* [FRAGMENTO CITADO]
....

Uno de aquellos galeotes, Antonio de Mendoza y Lobera, condenado a cadena perpetua por falsificador reincidente, decidió escribir al propio marqués de la Ensenada. Llevaba décadas bogando y en 1745, viejo y enfermo, le habían retirado la única medida de gracia que había sido otorgada por un cura. Cada cierto tiempo podía abandonar la galera y ayudar en misa.
"La carta de Mendoza es conmovedora: está casi ciego, no necesitan encadenarle, 'pues yo no puedo huir y aún andar'; podrían llevarle al cuartel, o a la capilla donde pueda 'salvar su alma y retirarse del mundo'. Adornaba su escrito al ministro con referencias a los autores clásicos, citaba incluso a Alejandro Magno, halagaba al marqués, (...). Pero Ensenada no cedió. Su único rasgo de compasión fue mandar que se le saque la cadena de presidiario, pero no le levantó la pena del duro banco, pues añadió, 'que se mantenga en la galera día y noche'", narra José Gómez Urdáñez, catedrático emérito de la Universidad de La Rioja, en su obra Víctimas del absolutismo (Punto de Vista)

....

* [DATOS REGISTRADOS]
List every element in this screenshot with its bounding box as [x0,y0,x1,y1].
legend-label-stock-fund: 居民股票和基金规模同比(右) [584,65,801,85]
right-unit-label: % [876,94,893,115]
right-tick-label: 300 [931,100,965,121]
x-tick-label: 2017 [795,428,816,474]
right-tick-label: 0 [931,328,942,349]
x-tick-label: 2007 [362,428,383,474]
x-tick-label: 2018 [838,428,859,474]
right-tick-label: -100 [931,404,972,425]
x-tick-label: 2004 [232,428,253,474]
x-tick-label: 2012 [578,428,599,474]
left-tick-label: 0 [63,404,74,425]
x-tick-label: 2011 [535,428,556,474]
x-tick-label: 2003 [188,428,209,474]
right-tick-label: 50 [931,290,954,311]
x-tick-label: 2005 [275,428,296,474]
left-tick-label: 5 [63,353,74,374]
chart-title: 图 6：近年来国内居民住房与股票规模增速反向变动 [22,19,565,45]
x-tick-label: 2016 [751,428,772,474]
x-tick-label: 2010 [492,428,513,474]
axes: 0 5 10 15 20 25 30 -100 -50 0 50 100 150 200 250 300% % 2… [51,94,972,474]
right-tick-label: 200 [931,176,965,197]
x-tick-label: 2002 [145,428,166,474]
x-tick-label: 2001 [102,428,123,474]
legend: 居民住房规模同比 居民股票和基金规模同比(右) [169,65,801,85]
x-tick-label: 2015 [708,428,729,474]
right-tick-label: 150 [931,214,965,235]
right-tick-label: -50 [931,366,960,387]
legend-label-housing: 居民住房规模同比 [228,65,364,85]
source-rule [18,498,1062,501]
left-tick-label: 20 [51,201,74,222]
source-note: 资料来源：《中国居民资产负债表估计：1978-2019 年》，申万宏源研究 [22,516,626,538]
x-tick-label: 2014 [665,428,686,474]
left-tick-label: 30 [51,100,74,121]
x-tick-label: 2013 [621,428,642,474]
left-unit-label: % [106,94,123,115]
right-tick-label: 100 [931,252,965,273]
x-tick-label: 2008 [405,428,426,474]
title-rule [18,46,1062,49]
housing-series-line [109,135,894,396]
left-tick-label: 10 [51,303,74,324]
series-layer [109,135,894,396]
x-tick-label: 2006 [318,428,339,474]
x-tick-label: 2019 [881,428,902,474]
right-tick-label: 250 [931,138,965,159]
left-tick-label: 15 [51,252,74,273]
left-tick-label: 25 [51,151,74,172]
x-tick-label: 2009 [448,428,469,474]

....

* [COMPRUEBA TU COMPRENSIÓN]
• 1. Reproduce sin ningún cambio la parte del fragmento sobre el galeote Mendoza que comienza con las palabras que contienen "Uno de aquellos" y termina con "ayudar en misa.".
• 2. Responde según el fragmento sobre el galeote Mendoza:
(a) ¿A quién decidió escribir Antonio de Mendoza y Lobera?
(b) ¿En qué año le retiraron la única medida de gracia que tenía?
(c) ¿Qué obra de José Gómez Urdáñez se cita?

* [LISTA DE RESPUESTAS]
• 1.
Uno de aquellos galeotes, Antonio de Mendoza y Lobera, condenado a cadena perpetua por falsificador reincidente, decidió escribir al propio marqués de la Ensenada. Llevaba décadas bogando y en 1745, viejo y enfermo, le habían retirado la única medida de gracia que había sido otorgada por un cura. Cada cierto tiempo podía abandonar la galera y ayudar en misa.

• 2.
(a) Al marqués de la Ensenada.
(b) En 1745.
(c) Víctimas del absolutismo.